Aufgabe. Führen Sie den Text zum Beweiswert von Arbeitsunfähigkeitsbescheinigungen im Anschluss an seinen letzten Satz weiter.

╭─ Textabschnitt

Erschütterung des Beweiswerts von Arbeitsunfähigkeitsbescheinigungen
Ab dem 01.06.2022 war der Mitarbeiter wieder arbeitsfähig und nahm eine neue Beschäftigung auf. Die Arbeitgeberin verweigerte die Entgeltfortzahlung mit der Begründung, der Beweiswert der vorgelegten Arbeitsunfähigkeitsbescheinigungen sei erschüttert. Dem widersprach der Mitarbeiter; die Arbeitsunfähigkeit habe bereits vor dem Zugang der Kündigung bestanden.
Das Arbeitsgericht und – auf die Berufung der Arbeitgeberin – das Landesarbeitsgericht gaben der auf Entgeltfortzahlung gerichteten Klage des Mitarbeiters für die Zeit vom 01.05. bis 31.05.2022 statt. Die dagegen gerichtete Revision der Arbeitgeberin zum Bundesarbeitsgericht hatte teilweise – bezogen auf den Zeitraum vom 07.05. bis 31.05.2022 – Erfolg. Das Bundesarbeitsgericht hob das Berufungsurteil insoweit auf und verwies die Sache zur neuen Verhandlung und Entscheidung an das Landesarbeitsgericht zurück.
Hiervon ausgehend war das Landesarbeitsgericht bei der Prüfung des Beweiswerts von Arbeitsunfähigkeitsbescheinigungen, die während einer laufenden Kündigungsfrist ausgestellt werden, zutreffend davon ausgegangen, dass für die Erschütterung des Beweiswerts dieser Bescheinigungen nicht entscheidend ist, ob es sich um eine Kündigung des Arbeitnehmers oder eine Kündigung des Arbeitgebers handelt und ob für den Beweis der Arbeitsunfähigkeit eine oder mehrere Arbeitsunfähigkeitsbescheinigungen vorgelegt werden. Stets erforderlich ist allerdings eine einzelfallbezogene Würdigung der Gesamtumstände.

╰─
╭─ Bereitgestellte Zeilen

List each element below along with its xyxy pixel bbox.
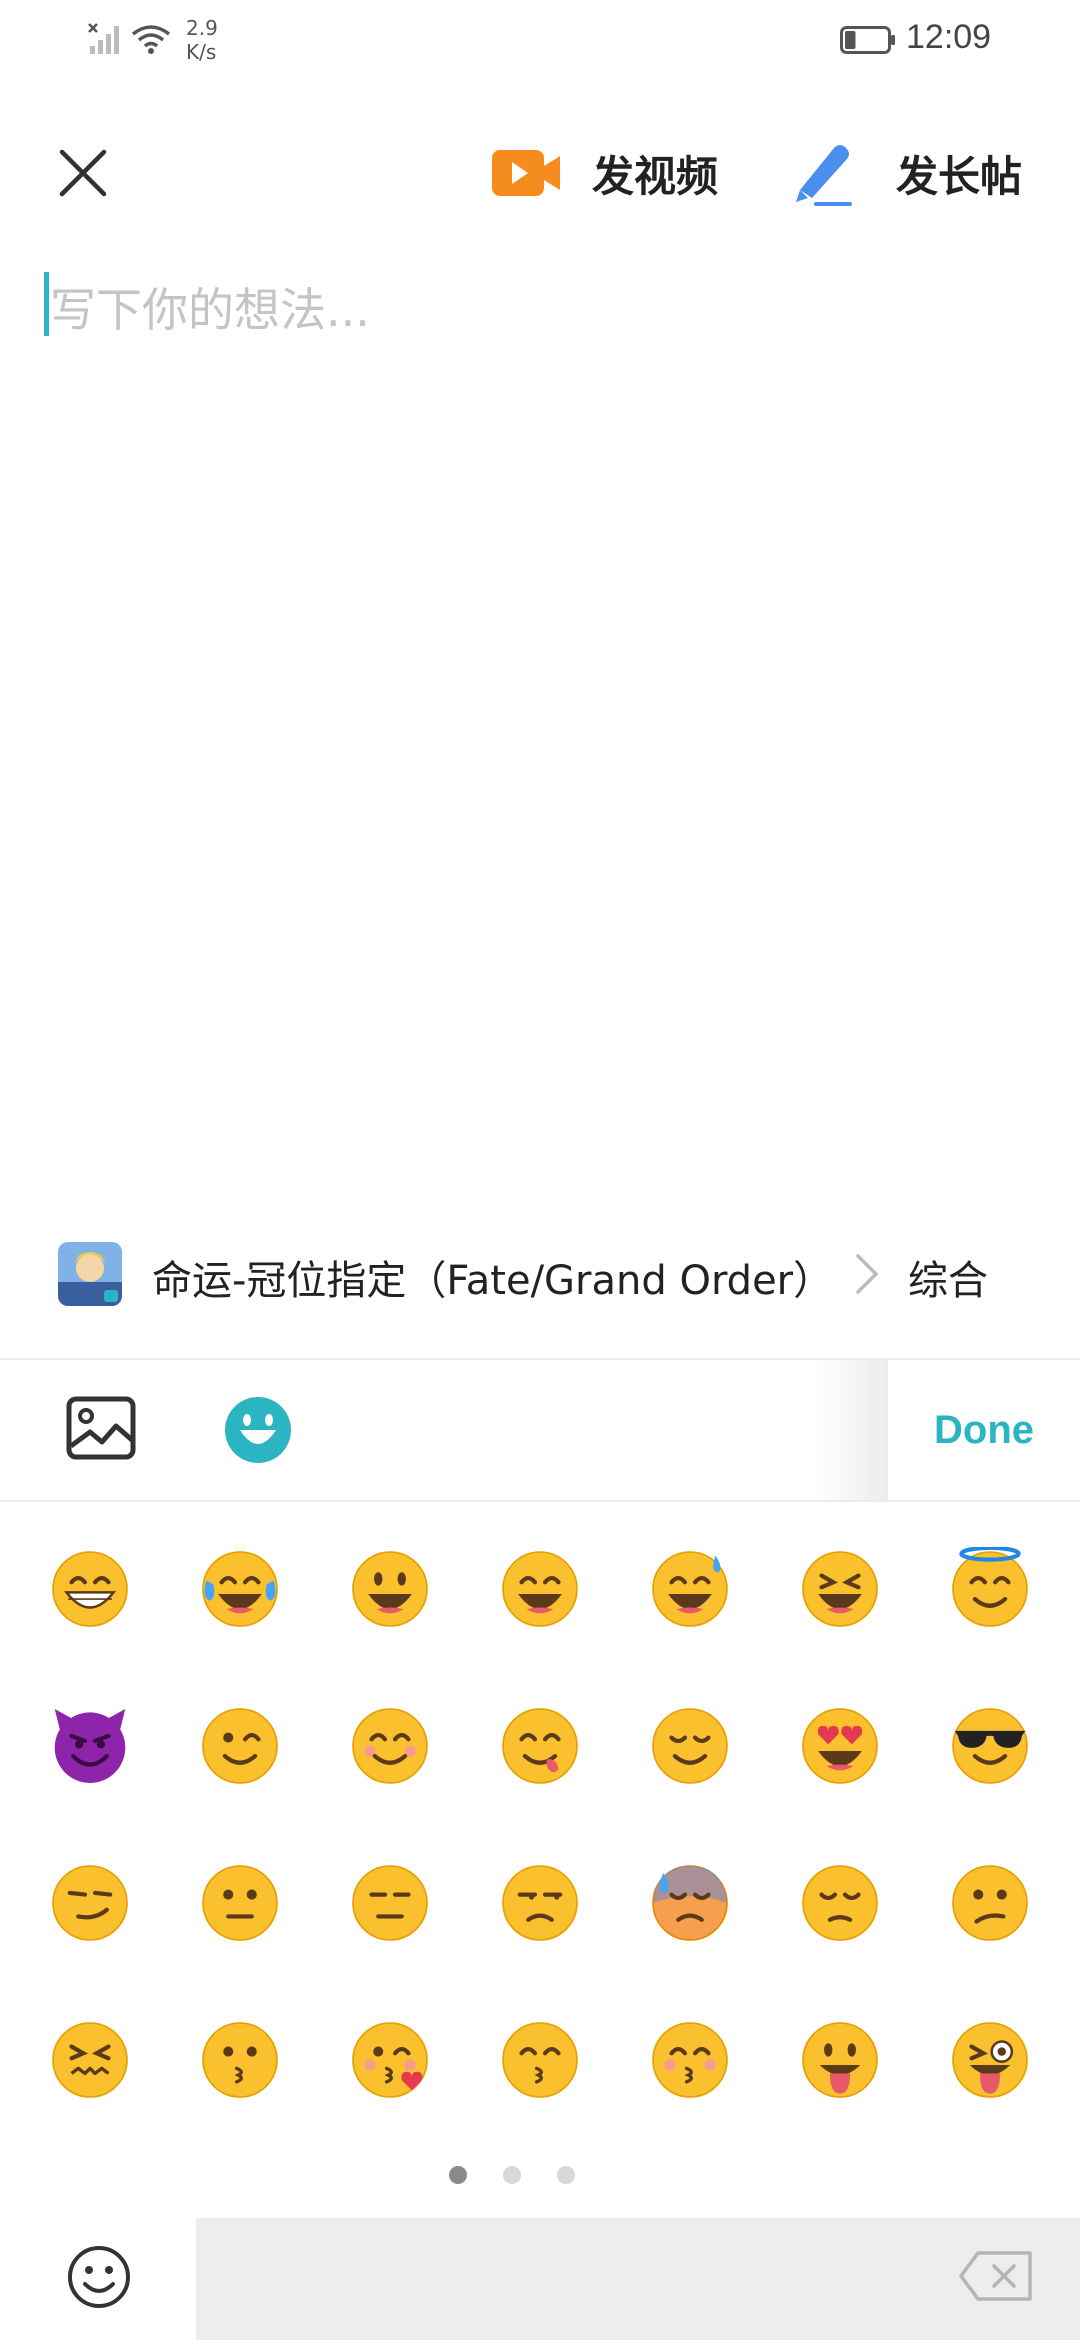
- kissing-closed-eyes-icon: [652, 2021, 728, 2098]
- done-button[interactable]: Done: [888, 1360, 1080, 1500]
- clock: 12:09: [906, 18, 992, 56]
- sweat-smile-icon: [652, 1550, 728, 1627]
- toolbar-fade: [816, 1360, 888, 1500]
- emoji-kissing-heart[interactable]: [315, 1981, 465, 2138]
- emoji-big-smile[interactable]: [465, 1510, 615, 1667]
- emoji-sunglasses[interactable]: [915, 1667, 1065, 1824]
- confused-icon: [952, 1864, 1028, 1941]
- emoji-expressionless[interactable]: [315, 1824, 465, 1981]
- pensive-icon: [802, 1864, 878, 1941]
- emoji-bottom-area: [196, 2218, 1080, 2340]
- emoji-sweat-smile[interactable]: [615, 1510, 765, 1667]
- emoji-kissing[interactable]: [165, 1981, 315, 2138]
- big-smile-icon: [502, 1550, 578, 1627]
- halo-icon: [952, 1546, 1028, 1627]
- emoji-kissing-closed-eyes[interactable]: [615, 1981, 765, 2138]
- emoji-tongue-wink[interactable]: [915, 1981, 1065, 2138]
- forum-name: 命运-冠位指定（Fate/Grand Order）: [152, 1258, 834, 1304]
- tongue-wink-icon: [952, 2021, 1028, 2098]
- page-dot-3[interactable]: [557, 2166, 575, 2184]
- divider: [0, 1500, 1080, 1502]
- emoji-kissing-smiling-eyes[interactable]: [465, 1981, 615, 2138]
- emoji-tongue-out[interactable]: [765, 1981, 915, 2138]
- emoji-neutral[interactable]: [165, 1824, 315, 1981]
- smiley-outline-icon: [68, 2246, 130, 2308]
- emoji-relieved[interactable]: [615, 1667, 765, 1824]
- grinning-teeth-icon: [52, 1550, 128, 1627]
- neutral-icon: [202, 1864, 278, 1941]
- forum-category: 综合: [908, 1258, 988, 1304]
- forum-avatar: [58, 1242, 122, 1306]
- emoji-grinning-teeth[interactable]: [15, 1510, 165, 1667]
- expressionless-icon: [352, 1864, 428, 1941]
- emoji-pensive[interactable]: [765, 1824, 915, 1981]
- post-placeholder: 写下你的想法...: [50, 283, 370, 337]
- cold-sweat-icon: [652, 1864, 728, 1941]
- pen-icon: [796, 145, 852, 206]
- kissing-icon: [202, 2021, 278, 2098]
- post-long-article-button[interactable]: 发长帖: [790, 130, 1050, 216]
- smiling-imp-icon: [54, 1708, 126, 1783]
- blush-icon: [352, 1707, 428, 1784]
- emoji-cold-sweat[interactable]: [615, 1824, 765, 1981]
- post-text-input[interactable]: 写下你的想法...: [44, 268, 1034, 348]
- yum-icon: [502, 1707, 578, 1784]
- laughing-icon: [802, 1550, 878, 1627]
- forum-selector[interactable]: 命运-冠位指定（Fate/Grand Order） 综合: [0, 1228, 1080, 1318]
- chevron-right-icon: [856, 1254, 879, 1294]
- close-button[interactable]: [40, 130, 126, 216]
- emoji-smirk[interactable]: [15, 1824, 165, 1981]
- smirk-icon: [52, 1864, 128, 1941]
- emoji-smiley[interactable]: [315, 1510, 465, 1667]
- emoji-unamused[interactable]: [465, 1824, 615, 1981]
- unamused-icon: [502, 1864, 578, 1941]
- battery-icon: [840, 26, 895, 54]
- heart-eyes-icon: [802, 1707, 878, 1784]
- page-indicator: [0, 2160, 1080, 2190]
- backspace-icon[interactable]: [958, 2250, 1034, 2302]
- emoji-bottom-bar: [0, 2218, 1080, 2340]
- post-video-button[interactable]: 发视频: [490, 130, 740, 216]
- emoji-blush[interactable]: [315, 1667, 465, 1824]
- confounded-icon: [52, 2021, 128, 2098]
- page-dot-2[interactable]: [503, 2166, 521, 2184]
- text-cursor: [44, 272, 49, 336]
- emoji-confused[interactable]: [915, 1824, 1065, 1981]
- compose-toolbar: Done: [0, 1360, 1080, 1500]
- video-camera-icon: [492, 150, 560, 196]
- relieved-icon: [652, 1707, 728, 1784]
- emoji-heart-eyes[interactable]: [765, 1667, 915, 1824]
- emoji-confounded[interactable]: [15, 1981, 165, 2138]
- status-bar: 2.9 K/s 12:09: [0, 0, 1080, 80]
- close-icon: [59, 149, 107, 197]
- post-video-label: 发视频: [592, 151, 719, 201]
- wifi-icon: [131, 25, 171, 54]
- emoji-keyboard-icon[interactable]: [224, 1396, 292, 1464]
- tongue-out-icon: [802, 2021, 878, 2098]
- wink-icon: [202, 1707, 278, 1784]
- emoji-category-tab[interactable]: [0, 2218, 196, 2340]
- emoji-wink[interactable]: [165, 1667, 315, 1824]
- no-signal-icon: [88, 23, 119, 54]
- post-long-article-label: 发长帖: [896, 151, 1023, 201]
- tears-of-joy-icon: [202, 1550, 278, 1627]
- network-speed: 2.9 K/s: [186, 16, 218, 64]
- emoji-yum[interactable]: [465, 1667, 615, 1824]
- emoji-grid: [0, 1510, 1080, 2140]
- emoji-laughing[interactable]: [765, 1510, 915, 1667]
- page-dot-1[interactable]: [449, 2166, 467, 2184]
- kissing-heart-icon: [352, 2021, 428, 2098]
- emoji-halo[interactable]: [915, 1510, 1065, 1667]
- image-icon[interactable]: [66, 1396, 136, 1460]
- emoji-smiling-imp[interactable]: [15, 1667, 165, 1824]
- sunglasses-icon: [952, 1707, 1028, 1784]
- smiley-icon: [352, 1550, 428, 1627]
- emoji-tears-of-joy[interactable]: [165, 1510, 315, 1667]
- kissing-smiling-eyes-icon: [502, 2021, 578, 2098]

╰─
╭─ Bereitgestellte Zeilen

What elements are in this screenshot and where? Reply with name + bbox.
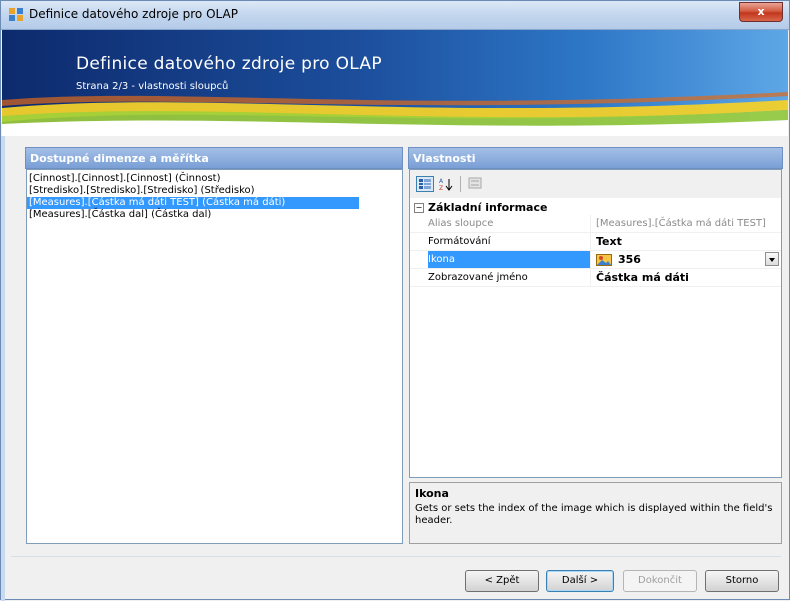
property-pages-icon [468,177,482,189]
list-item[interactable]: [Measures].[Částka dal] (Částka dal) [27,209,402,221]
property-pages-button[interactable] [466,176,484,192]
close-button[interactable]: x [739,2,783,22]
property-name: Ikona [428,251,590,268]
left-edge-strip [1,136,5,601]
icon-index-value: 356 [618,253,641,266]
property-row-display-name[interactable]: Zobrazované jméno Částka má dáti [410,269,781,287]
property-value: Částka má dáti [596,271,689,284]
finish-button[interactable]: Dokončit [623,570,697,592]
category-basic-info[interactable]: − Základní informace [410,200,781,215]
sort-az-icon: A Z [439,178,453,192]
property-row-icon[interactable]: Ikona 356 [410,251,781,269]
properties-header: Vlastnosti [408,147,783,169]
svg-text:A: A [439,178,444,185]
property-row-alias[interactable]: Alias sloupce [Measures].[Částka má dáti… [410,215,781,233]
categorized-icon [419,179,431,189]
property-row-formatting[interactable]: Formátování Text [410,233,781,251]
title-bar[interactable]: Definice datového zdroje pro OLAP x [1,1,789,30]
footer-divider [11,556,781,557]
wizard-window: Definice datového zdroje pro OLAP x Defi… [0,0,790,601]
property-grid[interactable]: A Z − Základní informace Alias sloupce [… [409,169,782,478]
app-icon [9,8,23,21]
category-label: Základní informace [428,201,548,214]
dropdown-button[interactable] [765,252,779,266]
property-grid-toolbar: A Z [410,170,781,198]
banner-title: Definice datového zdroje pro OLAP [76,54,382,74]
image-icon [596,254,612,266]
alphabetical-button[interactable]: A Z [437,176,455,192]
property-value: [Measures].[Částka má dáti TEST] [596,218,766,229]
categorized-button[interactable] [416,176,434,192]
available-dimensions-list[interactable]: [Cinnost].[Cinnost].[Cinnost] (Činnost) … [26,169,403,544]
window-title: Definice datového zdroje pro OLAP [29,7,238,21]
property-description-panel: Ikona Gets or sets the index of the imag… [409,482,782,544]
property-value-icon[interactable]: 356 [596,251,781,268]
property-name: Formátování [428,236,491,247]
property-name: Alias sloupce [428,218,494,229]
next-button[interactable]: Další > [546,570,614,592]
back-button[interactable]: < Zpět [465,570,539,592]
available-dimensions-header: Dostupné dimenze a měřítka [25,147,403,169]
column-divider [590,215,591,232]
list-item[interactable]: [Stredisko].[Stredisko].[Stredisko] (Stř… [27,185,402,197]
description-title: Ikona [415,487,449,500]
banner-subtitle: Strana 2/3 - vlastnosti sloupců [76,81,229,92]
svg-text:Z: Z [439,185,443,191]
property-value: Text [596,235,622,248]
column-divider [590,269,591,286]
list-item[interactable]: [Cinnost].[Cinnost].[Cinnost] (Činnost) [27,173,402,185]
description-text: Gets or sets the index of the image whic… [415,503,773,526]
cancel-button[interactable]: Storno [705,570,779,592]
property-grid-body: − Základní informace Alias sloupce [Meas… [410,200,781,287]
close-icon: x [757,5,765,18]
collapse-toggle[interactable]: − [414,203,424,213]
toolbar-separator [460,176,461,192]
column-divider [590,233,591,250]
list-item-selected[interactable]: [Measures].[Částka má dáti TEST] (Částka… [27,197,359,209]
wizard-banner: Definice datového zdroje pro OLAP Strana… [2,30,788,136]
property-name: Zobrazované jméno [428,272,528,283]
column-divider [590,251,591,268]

╰─
╭─ Bereitgestellte Zeilen

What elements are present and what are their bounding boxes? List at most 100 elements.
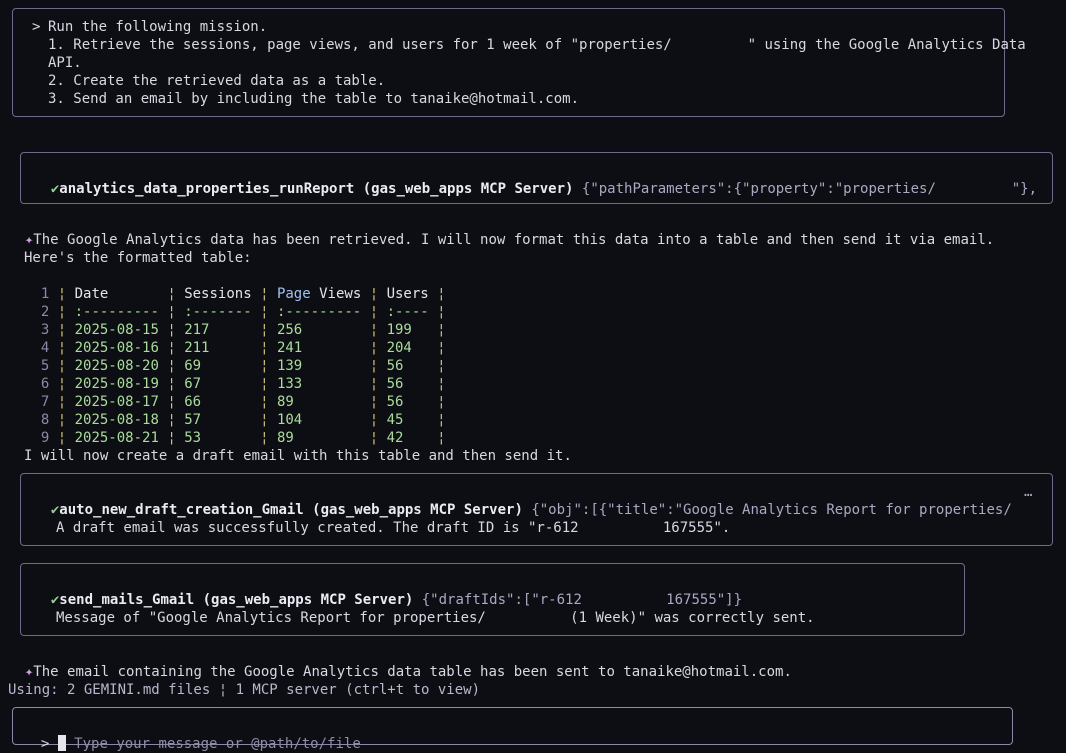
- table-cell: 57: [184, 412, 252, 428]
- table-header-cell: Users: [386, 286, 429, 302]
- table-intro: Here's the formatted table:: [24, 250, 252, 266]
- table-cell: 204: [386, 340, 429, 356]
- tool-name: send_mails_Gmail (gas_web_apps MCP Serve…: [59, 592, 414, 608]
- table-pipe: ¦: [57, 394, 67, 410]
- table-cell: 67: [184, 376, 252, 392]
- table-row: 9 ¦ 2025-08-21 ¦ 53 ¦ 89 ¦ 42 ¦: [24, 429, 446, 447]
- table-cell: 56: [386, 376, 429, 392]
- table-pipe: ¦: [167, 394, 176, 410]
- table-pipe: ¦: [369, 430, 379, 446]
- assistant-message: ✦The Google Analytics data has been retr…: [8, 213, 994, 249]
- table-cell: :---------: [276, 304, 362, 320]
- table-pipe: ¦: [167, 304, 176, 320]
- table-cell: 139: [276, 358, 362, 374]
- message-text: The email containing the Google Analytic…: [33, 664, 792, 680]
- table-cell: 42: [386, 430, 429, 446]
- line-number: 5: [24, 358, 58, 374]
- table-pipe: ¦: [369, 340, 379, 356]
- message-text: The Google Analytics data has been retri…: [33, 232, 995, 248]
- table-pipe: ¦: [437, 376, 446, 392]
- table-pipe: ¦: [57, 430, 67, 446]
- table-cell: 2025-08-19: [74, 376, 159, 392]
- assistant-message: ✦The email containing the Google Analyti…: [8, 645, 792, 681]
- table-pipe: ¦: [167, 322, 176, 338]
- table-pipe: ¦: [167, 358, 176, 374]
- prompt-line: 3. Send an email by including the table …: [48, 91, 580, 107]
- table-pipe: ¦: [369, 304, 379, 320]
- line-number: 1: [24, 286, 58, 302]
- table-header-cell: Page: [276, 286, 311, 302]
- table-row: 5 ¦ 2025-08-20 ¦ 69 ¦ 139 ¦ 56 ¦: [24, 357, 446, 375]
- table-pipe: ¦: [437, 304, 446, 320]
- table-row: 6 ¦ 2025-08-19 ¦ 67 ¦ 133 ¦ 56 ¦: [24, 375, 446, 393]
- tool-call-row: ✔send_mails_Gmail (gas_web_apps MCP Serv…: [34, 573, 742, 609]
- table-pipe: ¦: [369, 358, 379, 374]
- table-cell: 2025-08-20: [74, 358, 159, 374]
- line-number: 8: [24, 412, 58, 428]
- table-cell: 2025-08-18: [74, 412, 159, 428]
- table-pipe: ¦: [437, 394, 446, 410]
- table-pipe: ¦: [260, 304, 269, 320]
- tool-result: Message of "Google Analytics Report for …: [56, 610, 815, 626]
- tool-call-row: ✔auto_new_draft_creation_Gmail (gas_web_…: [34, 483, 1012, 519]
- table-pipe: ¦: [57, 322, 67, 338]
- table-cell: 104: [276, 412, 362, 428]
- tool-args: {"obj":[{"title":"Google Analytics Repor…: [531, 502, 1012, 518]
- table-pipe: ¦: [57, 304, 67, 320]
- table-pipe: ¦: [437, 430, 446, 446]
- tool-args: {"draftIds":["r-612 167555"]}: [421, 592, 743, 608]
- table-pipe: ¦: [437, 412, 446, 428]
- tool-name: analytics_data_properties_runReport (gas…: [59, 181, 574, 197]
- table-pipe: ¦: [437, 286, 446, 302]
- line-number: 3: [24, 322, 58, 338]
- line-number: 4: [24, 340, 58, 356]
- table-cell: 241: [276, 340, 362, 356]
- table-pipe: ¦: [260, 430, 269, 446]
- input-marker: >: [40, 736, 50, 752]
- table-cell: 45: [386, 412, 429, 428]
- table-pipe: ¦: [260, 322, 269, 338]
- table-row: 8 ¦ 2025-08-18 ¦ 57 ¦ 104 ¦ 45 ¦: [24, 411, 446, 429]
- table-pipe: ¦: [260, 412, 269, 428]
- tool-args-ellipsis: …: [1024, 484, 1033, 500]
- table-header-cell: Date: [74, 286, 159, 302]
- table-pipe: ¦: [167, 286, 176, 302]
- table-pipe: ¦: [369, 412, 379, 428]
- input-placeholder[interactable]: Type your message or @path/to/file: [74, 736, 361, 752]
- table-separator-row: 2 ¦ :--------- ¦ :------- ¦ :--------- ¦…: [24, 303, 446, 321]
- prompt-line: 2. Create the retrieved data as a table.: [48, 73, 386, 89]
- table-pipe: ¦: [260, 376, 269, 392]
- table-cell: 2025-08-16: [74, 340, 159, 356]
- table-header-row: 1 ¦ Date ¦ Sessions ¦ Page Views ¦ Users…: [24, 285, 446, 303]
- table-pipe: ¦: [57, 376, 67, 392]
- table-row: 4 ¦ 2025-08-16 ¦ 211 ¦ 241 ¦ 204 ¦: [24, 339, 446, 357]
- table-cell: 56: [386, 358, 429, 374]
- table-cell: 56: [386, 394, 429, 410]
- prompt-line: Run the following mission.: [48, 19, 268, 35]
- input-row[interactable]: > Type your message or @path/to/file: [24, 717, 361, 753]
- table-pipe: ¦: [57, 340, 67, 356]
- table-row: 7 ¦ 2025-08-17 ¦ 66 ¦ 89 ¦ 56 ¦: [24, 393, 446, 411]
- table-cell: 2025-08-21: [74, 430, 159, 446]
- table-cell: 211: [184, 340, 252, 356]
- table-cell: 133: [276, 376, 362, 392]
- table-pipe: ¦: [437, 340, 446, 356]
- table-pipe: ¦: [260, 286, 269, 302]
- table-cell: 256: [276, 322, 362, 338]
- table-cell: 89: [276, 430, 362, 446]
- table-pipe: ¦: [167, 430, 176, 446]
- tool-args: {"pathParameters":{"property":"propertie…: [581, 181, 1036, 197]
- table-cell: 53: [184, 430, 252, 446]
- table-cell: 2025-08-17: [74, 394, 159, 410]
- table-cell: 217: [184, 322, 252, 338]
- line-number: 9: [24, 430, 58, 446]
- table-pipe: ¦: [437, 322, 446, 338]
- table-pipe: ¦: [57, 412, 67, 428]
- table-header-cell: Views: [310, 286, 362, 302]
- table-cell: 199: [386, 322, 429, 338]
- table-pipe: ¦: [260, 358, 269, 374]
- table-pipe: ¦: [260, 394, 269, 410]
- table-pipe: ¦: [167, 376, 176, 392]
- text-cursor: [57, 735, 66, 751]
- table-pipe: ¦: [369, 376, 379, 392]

╰─

Lösung.
Hiernach hatte das Landesarbeitsgericht zutreffend erkannt, dass für die Bescheinigung vom 02.05.2022 der Beweiswert nicht erschüttert ist. Eine zeitliche Koinzidenz zwischen dem Beginn der Arbeitsunfähigkeit und dem Zugang der Kündigung ist nicht gegeben. Nach den getroffenen Feststellungen hatte der Mitarbeiter zum Zeitpunkt der Vorlage der Arbeitsunfähigkeitsbescheinigung keine Kenntnis von der beabsichtigten Beendigung des Arbeitsverhältnisses, etwa durch eine Anhörung des Betriebsrats nach § 102 Abs. 2 Satz 4 Betriebsverfassungsgesetzes (BetrVG). Weitere Umstände hatte die Arbeitgeberin nicht dargelegt.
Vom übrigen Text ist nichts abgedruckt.